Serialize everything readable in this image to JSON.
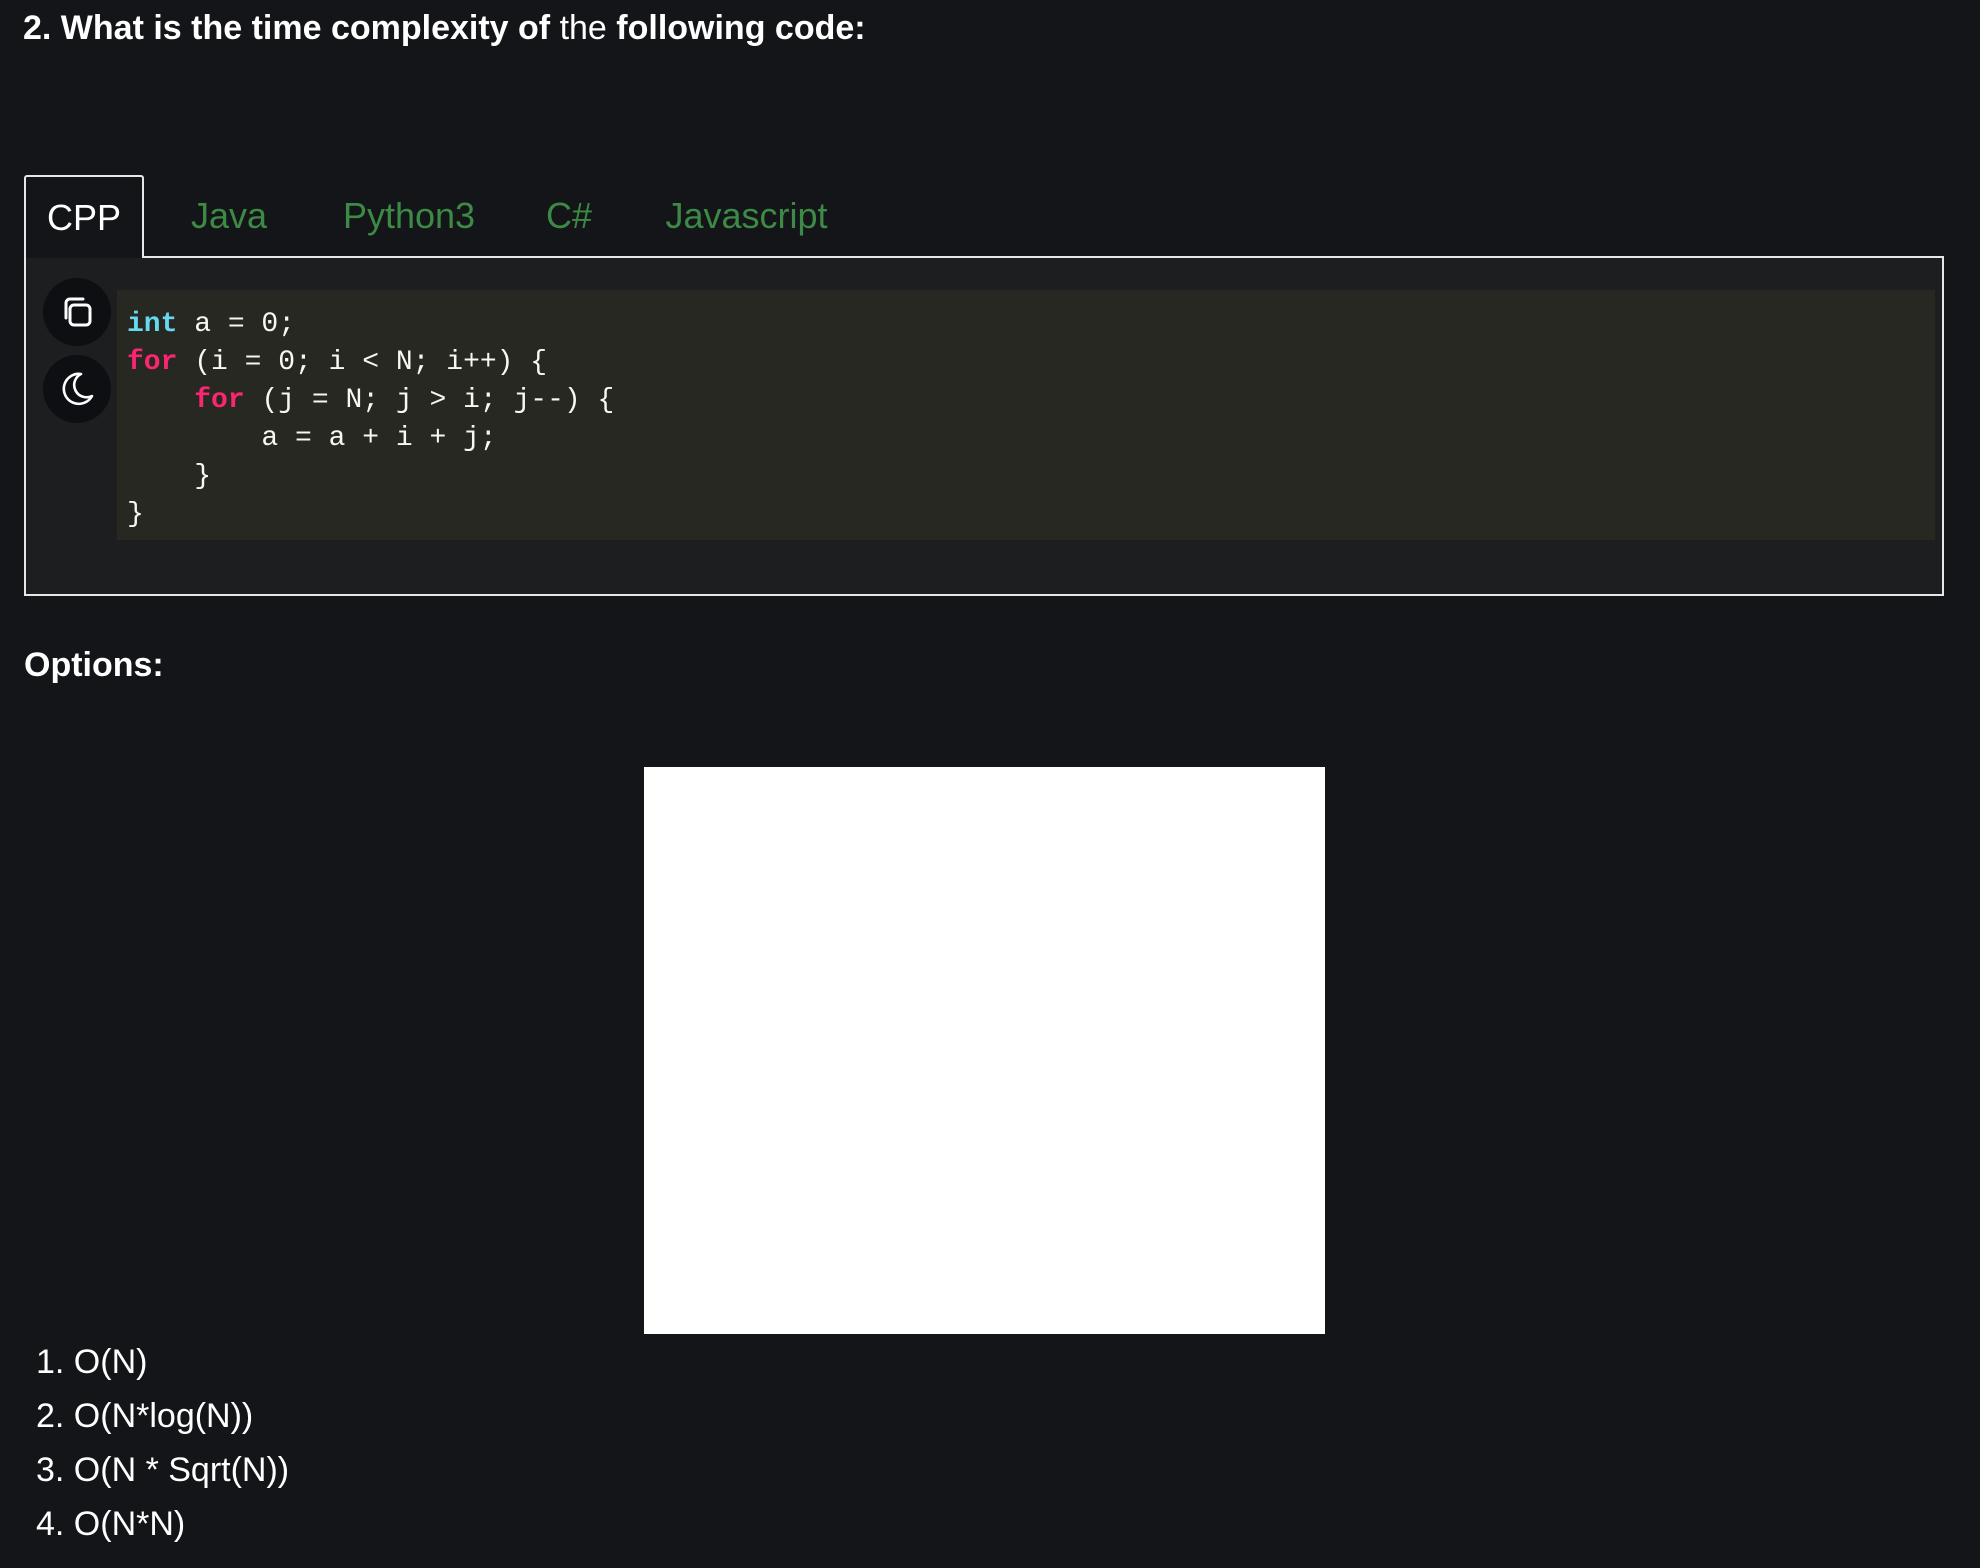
{
  "question": {
    "bold_start": "2. What is the time complexity of",
    "regular": "the",
    "bold_end": "following code:"
  },
  "tabs": [
    {
      "label": "CPP",
      "active": true
    },
    {
      "label": "Java",
      "active": false
    },
    {
      "label": "Python3",
      "active": false
    },
    {
      "label": "C#",
      "active": false
    },
    {
      "label": "Javascript",
      "active": false
    }
  ],
  "toolbar": {
    "copy_icon": "copy-icon",
    "theme_icon": "moon-icon"
  },
  "code": {
    "line1": {
      "kw": "int",
      "rest": " a = 0;"
    },
    "line2": {
      "kw": "for",
      "rest": " (i = 0; i < N; i++) {"
    },
    "line3": {
      "indent": "    ",
      "kw": "for",
      "rest": " (j = N; j > i; j--) {"
    },
    "line4": "        a = a + i + j;",
    "line5": "    }",
    "line6": "}"
  },
  "options_heading": "Options:",
  "options": [
    "1. O(N)",
    "2. O(N*log(N))",
    "3. O(N * Sqrt(N))",
    "4. O(N*N)"
  ],
  "colors": {
    "background": "#141519",
    "tab_inactive": "#3c8a45",
    "code_background": "#272822",
    "keyword_type": "#66d9ef",
    "keyword": "#f92672"
  }
}
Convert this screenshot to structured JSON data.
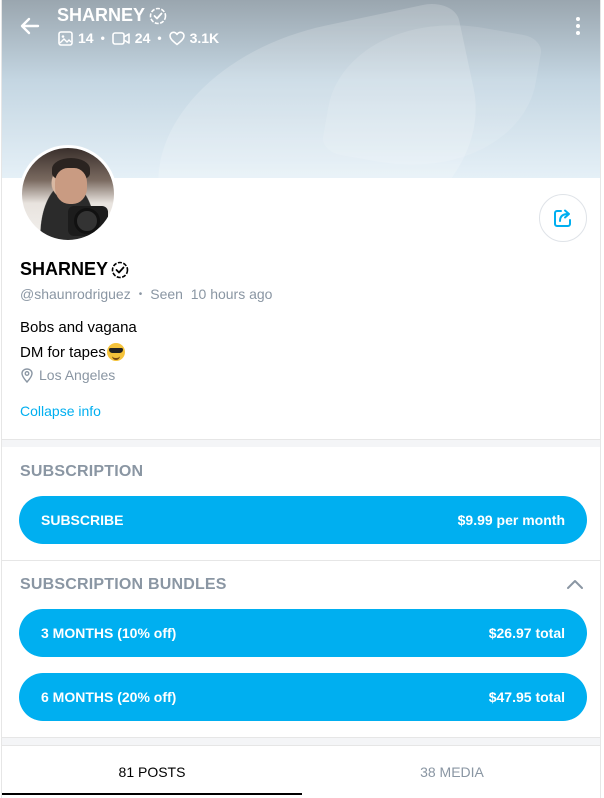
{
  "header": {
    "title": "SHARNEY",
    "stats": [
      {
        "icon": "image-icon",
        "value": "14"
      },
      {
        "icon": "video-icon",
        "value": "24"
      },
      {
        "icon": "heart-icon",
        "value": "3.1K"
      }
    ]
  },
  "profile": {
    "name": "SHARNEY",
    "handle": "@shaunrodriguez",
    "last_seen": "Seen  10 hours ago",
    "bio_line1": "Bobs and vagana",
    "bio_line2": "DM for tapes",
    "location": "Los Angeles",
    "collapse_label": "Collapse info"
  },
  "subscription": {
    "title": "SUBSCRIPTION",
    "button_label": "SUBSCRIBE",
    "price": "$9.99 per month"
  },
  "bundles": {
    "title": "SUBSCRIPTION BUNDLES",
    "items": [
      {
        "label": "3 MONTHS (10% off)",
        "price": "$26.97 total"
      },
      {
        "label": "6 MONTHS (20% off)",
        "price": "$47.95 total"
      }
    ]
  },
  "tabs": [
    {
      "label": "81 POSTS",
      "active": true
    },
    {
      "label": "38 MEDIA",
      "active": false
    }
  ],
  "colors": {
    "accent": "#00aff0",
    "muted_text": "#8a96a3"
  }
}
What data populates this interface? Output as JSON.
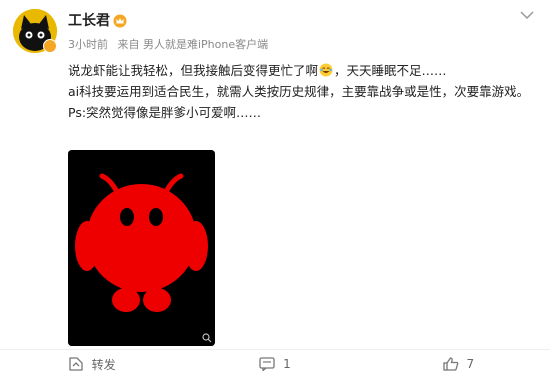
{
  "post": {
    "username": "工长君",
    "meta": {
      "time": "3小时前",
      "source": "来自 男人就是难iPhone客户端"
    },
    "paragraphs": [
      {
        "before": "说龙虾能让我轻松，但我接触后变得更忙了啊",
        "emoji": "laugh-cry-emoji",
        "after": "，天天睡眠不足……"
      },
      {
        "before": "ai科技要运用到适合民生，就需人类按历史规律，主要靠战争或是性，次要靠游戏。",
        "emoji": "",
        "after": ""
      },
      {
        "before": "Ps:突然觉得像是胖爹小可爱啊……",
        "emoji": "",
        "after": ""
      }
    ]
  },
  "actions": {
    "repost_label": "转发",
    "comment_count": "1",
    "like_count": "7"
  },
  "colors": {
    "avatar_bg": "#e9b800",
    "image_bg": "#000000",
    "figure_red": "#ee0000",
    "meta_gray": "#8a8a8a",
    "badge_orange": "#f5a623"
  }
}
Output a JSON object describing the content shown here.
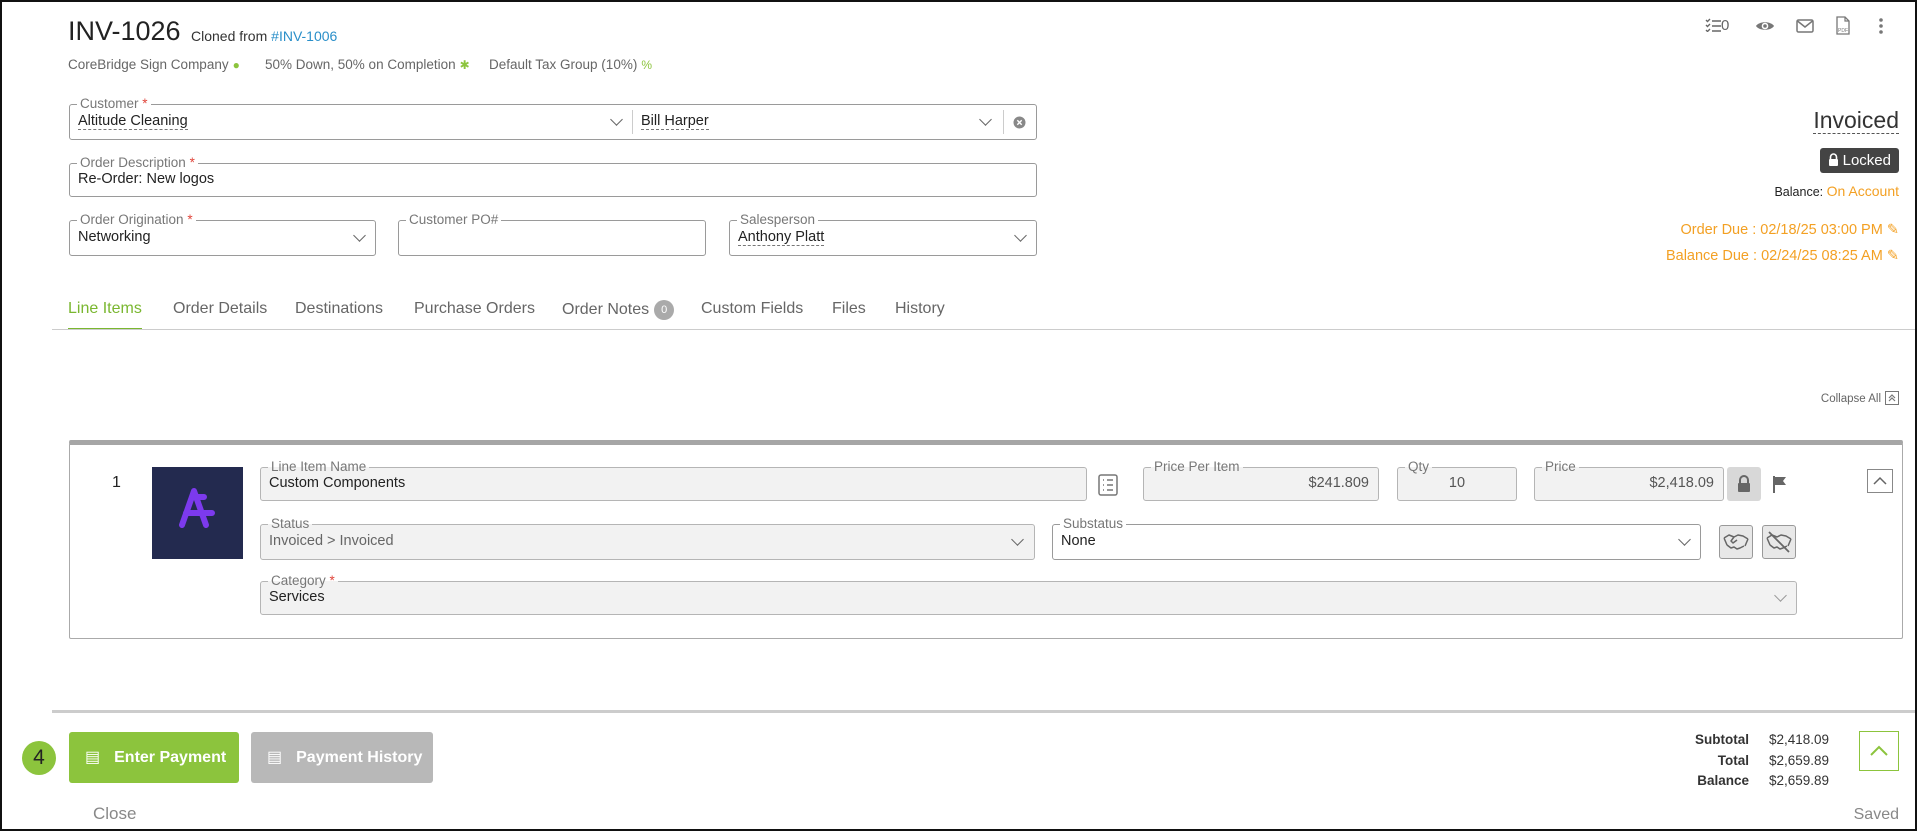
{
  "header": {
    "title": "INV-1026",
    "cloned_prefix": "Cloned from",
    "cloned_link": "#INV-1006",
    "company": "CoreBridge Sign Company",
    "terms": "50% Down, 50% on Completion",
    "tax_group": "Default Tax Group (10%)",
    "checklist_count": "0"
  },
  "form": {
    "customer_label": "Customer",
    "customer_value": "Altitude Cleaning",
    "contact_value": "Bill Harper",
    "description_label": "Order Description",
    "description_value": "Re-Order: New logos",
    "origination_label": "Order Origination",
    "origination_value": "Networking",
    "po_label": "Customer PO#",
    "po_value": "",
    "salesperson_label": "Salesperson",
    "salesperson_value": "Anthony Platt"
  },
  "status": {
    "state": "Invoiced",
    "locked_label": "Locked",
    "balance_label": "Balance:",
    "balance_value": "On Account",
    "order_due": "Order Due : 02/18/25 03:00 PM",
    "balance_due": "Balance Due : 02/24/25 08:25 AM"
  },
  "tabs": [
    {
      "label": "Line Items"
    },
    {
      "label": "Order Details"
    },
    {
      "label": "Destinations"
    },
    {
      "label": "Purchase Orders"
    },
    {
      "label": "Order Notes",
      "badge": "0"
    },
    {
      "label": "Custom Fields"
    },
    {
      "label": "Files"
    },
    {
      "label": "History"
    }
  ],
  "collapse_all": "Collapse All",
  "line_item": {
    "number": "1",
    "name_label": "Line Item Name",
    "name_value": "Custom Components",
    "price_per_item_label": "Price Per Item",
    "price_per_item_value": "$241.809",
    "qty_label": "Qty",
    "qty_value": "10",
    "price_label": "Price",
    "price_value": "$2,418.09",
    "status_label": "Status",
    "status_value": "Invoiced > Invoiced",
    "substatus_label": "Substatus",
    "substatus_value": "None",
    "category_label": "Category",
    "category_value": "Services"
  },
  "footer": {
    "step": "4",
    "enter_payment": "Enter Payment",
    "payment_history": "Payment History",
    "close": "Close",
    "saved": "Saved",
    "subtotal_label": "Subtotal",
    "subtotal_value": "$2,418.09",
    "total_label": "Total",
    "total_value": "$2,659.89",
    "balance_label": "Balance",
    "balance_value": "$2,659.89"
  },
  "colors": {
    "accent": "#8cc43d",
    "link": "#2a8fc9",
    "warning": "#f3a023",
    "required": "#e0453b"
  }
}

#### [Aim]
Search the listing for the word "MONTHS" and return each line that holds it.

#### [Final result]
        "label": "3 MONTHS (10% off)",
        "label": "6 MONTHS (20% off)",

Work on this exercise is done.